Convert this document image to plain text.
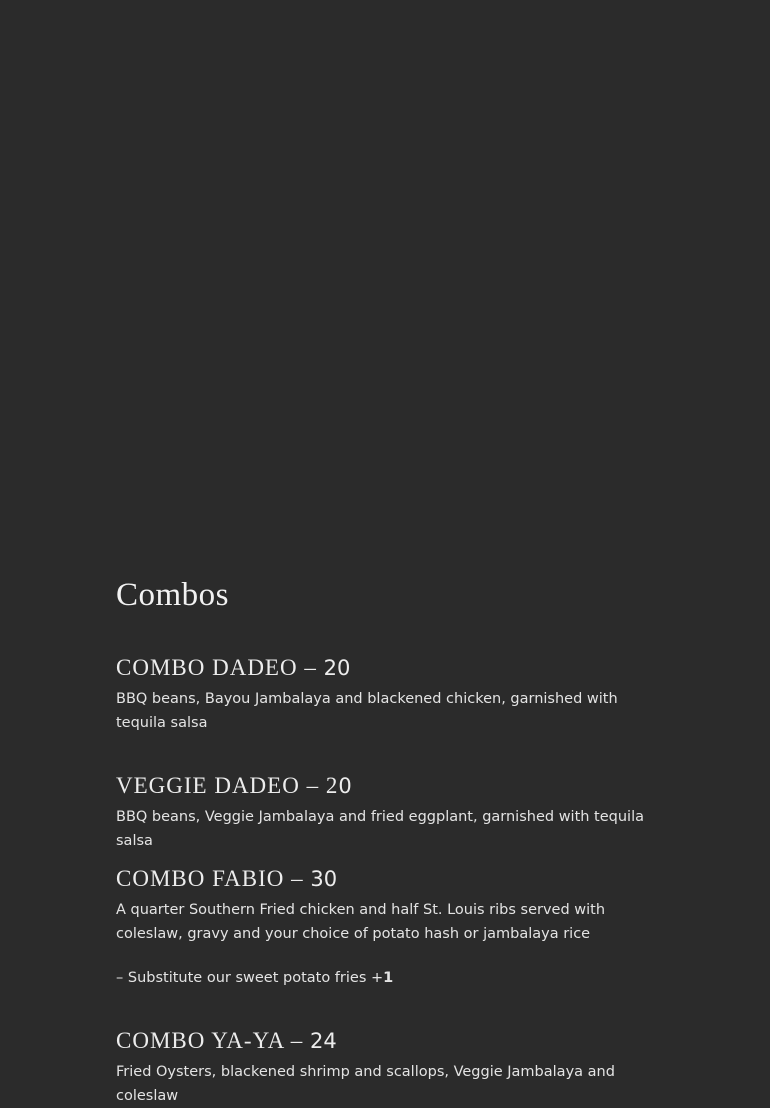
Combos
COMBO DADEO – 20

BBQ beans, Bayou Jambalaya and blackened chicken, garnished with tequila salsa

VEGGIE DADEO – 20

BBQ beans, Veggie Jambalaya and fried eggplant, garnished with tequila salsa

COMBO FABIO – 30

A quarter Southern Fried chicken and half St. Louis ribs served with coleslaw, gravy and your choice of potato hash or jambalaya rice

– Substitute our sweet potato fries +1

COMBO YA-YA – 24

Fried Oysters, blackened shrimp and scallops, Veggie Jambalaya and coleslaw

- _GIVEN PROBLEM_
List every line from the entries above in which "chicken" appears.

- _RESULT OF THE TASK_
BBQ beans, Bayou Jambalaya and blackened chicken, garnished with tequila salsa
A quarter Southern Fried chicken and half St. Louis ribs served with coleslaw, gravy and your choice of potato hash or jambalaya rice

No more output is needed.